▶ What is needed
All lines featuring the string "Completo" are to be listed.

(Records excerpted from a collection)
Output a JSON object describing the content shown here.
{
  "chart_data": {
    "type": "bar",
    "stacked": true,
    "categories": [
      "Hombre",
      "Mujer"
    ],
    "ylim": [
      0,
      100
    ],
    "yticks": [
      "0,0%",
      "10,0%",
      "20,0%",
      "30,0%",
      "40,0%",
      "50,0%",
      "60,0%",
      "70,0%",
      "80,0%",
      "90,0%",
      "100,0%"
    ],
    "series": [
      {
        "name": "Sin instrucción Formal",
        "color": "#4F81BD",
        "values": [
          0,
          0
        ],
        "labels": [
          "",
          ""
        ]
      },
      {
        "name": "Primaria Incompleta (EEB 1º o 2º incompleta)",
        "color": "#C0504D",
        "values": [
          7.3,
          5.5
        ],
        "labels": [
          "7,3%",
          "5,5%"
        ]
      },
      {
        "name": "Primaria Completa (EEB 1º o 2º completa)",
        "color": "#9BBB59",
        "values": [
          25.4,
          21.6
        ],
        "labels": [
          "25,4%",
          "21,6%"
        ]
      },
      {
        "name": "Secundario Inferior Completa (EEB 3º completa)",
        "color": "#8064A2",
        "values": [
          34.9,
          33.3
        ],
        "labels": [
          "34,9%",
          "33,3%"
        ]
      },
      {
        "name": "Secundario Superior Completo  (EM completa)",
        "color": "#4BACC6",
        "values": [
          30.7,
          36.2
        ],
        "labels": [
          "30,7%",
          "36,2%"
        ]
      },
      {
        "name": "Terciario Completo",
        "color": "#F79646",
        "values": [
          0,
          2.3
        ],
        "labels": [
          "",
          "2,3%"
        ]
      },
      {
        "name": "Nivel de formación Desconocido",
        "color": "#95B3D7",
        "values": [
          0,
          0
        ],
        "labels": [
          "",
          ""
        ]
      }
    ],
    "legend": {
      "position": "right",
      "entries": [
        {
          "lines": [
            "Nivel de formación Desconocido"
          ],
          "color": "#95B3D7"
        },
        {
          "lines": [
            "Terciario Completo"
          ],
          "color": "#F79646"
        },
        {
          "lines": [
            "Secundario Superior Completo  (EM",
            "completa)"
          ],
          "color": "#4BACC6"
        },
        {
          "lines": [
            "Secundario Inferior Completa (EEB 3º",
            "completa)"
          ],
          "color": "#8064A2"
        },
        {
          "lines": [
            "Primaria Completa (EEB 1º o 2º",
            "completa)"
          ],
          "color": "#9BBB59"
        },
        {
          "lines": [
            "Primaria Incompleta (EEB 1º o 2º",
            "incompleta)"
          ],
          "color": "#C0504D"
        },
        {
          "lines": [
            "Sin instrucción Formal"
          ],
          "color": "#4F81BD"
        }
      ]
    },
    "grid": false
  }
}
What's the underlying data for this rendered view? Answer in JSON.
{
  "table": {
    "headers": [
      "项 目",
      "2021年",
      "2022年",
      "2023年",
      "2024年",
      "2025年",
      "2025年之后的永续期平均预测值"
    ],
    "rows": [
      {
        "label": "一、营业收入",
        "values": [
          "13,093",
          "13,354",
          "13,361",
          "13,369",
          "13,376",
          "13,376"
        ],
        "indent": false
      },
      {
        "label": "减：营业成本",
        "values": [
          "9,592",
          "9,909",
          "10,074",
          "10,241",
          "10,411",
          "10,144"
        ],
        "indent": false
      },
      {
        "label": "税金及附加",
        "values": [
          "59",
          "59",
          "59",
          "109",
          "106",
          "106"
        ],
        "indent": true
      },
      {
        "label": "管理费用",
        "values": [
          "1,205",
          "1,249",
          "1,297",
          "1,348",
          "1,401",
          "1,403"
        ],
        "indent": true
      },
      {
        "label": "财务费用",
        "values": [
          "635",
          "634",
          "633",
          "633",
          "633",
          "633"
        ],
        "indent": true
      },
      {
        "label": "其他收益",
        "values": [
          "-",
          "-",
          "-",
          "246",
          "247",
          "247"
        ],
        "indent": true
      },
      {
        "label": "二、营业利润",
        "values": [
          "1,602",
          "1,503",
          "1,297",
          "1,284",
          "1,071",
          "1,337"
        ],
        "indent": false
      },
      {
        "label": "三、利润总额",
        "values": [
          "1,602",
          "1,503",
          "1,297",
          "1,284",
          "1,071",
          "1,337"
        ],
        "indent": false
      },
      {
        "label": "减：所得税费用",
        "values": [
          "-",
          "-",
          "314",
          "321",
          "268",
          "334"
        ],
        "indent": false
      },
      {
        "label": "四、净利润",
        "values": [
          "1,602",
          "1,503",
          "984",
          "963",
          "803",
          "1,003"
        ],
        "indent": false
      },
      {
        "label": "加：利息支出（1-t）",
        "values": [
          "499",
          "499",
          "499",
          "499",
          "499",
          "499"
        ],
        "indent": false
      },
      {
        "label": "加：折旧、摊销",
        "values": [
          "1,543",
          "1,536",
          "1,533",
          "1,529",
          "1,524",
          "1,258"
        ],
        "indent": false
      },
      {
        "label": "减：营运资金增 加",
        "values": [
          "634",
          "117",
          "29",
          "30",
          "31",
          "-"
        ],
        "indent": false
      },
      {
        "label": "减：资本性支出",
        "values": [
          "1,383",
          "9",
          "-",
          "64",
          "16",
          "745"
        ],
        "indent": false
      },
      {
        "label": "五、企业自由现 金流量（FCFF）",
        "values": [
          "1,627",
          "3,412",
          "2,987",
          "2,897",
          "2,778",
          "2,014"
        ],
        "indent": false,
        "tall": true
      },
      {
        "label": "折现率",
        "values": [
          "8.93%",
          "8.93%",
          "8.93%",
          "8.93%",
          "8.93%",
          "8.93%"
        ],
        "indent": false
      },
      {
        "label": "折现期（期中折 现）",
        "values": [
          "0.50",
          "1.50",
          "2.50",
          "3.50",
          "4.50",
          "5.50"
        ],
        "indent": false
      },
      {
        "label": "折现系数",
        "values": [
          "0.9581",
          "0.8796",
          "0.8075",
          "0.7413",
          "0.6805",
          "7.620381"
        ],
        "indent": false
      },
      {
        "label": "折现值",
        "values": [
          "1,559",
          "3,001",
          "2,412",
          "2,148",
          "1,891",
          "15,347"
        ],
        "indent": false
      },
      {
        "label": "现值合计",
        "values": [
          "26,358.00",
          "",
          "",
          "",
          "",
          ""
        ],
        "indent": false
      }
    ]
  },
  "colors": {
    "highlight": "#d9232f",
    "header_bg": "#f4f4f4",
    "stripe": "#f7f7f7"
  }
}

▶ Solution to the problem
        "name": "Secundario Superior Completo  (EM completa)",
        "name": "Terciario Completo",
            "Terciario Completo"
            "Secundario Superior Completo  (EM",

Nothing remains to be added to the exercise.